## Exercise prompt
Show each line of the data below that has the string "SDTVAR" in it.

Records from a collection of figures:
************
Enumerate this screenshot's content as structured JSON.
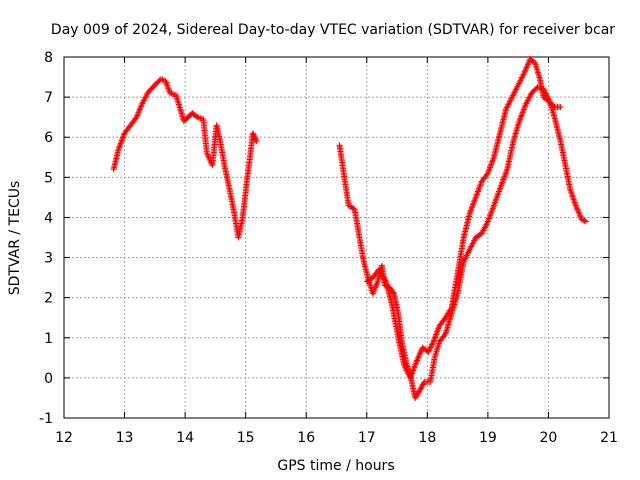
{
  "chart_data": {
    "type": "scatter",
    "title": "Day 009 of 2024, Sidereal Day-to-day VTEC variation (SDTVAR) for receiver bcar",
    "xlabel": "GPS time / hours",
    "ylabel": "SDTVAR / TECUs",
    "xlim": [
      12,
      21
    ],
    "ylim": [
      -1,
      8
    ],
    "xticks": [
      12,
      13,
      14,
      15,
      16,
      17,
      18,
      19,
      20,
      21
    ],
    "yticks": [
      -1,
      0,
      1,
      2,
      3,
      4,
      5,
      6,
      7,
      8
    ],
    "grid": true,
    "marker": "+",
    "series": [
      {
        "name": "SDTVAR",
        "color": "#ff0000",
        "segments": [
          [
            [
              12.82,
              5.2
            ],
            [
              12.9,
              5.7
            ],
            [
              13.0,
              6.1
            ],
            [
              13.1,
              6.3
            ],
            [
              13.2,
              6.5
            ],
            [
              13.28,
              6.8
            ],
            [
              13.38,
              7.1
            ],
            [
              13.5,
              7.3
            ],
            [
              13.6,
              7.45
            ],
            [
              13.68,
              7.4
            ],
            [
              13.75,
              7.1
            ],
            [
              13.85,
              7.05
            ],
            [
              13.92,
              6.7
            ],
            [
              13.98,
              6.4
            ],
            [
              14.05,
              6.5
            ],
            [
              14.12,
              6.6
            ],
            [
              14.2,
              6.5
            ],
            [
              14.3,
              6.45
            ],
            [
              14.36,
              5.6
            ],
            [
              14.45,
              5.3
            ],
            [
              14.52,
              6.3
            ],
            [
              14.58,
              5.9
            ],
            [
              14.65,
              5.3
            ],
            [
              14.72,
              4.8
            ],
            [
              14.8,
              4.2
            ],
            [
              14.88,
              3.5
            ],
            [
              14.95,
              4.0
            ],
            [
              15.02,
              4.9
            ],
            [
              15.08,
              5.6
            ],
            [
              15.12,
              6.1
            ],
            [
              15.18,
              5.9
            ]
          ],
          [
            [
              16.55,
              5.8
            ],
            [
              16.62,
              5.1
            ],
            [
              16.7,
              4.3
            ],
            [
              16.8,
              4.2
            ],
            [
              16.88,
              3.5
            ],
            [
              16.95,
              2.9
            ],
            [
              17.02,
              2.5
            ],
            [
              17.1,
              2.1
            ],
            [
              17.18,
              2.4
            ],
            [
              17.25,
              2.8
            ],
            [
              17.3,
              2.3
            ],
            [
              17.38,
              2.25
            ],
            [
              17.45,
              2.1
            ],
            [
              17.52,
              1.6
            ],
            [
              17.58,
              0.9
            ],
            [
              17.65,
              0.4
            ],
            [
              17.72,
              0.05
            ],
            [
              17.8,
              -0.5
            ],
            [
              17.88,
              -0.3
            ],
            [
              17.95,
              -0.1
            ],
            [
              18.05,
              -0.1
            ],
            [
              18.12,
              0.5
            ],
            [
              18.2,
              0.9
            ],
            [
              18.3,
              1.1
            ],
            [
              18.4,
              1.6
            ],
            [
              18.5,
              2.1
            ],
            [
              18.6,
              2.9
            ],
            [
              18.7,
              3.2
            ],
            [
              18.8,
              3.5
            ],
            [
              18.9,
              3.6
            ],
            [
              19.0,
              3.9
            ],
            [
              19.1,
              4.3
            ],
            [
              19.22,
              4.8
            ],
            [
              19.32,
              5.2
            ],
            [
              19.42,
              5.9
            ],
            [
              19.52,
              6.4
            ],
            [
              19.62,
              6.8
            ],
            [
              19.72,
              7.1
            ],
            [
              19.82,
              7.25
            ],
            [
              19.92,
              7.2
            ],
            [
              20.02,
              6.9
            ],
            [
              20.1,
              6.5
            ],
            [
              20.2,
              5.9
            ],
            [
              20.28,
              5.3
            ],
            [
              20.36,
              4.7
            ],
            [
              20.45,
              4.3
            ],
            [
              20.55,
              3.95
            ],
            [
              20.62,
              3.9
            ]
          ],
          [
            [
              17.0,
              2.4
            ],
            [
              17.1,
              2.5
            ],
            [
              17.2,
              2.7
            ],
            [
              17.32,
              2.4
            ],
            [
              17.42,
              1.8
            ],
            [
              17.52,
              1.0
            ],
            [
              17.62,
              0.3
            ],
            [
              17.72,
              0.0
            ],
            [
              17.82,
              0.4
            ],
            [
              17.92,
              0.75
            ],
            [
              18.02,
              0.65
            ],
            [
              18.1,
              0.9
            ],
            [
              18.2,
              1.3
            ],
            [
              18.3,
              1.5
            ],
            [
              18.4,
              1.75
            ],
            [
              18.5,
              2.6
            ],
            [
              18.6,
              3.5
            ],
            [
              18.7,
              4.1
            ],
            [
              18.8,
              4.5
            ],
            [
              18.9,
              4.9
            ],
            [
              19.0,
              5.1
            ],
            [
              19.1,
              5.5
            ],
            [
              19.2,
              6.1
            ],
            [
              19.3,
              6.7
            ],
            [
              19.4,
              7.0
            ],
            [
              19.5,
              7.3
            ],
            [
              19.6,
              7.6
            ],
            [
              19.7,
              7.95
            ],
            [
              19.78,
              7.85
            ],
            [
              19.86,
              7.45
            ],
            [
              19.92,
              7.0
            ],
            [
              20.0,
              6.9
            ],
            [
              20.1,
              6.75
            ],
            [
              20.2,
              6.75
            ]
          ]
        ]
      }
    ]
  }
}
************
## Finished task
    "title": "Day 009 of 2024, Sidereal Day-to-day VTEC variation (SDTVAR) for receiver bcar",
    "ylabel": "SDTVAR / TECUs",
        "name": "SDTVAR",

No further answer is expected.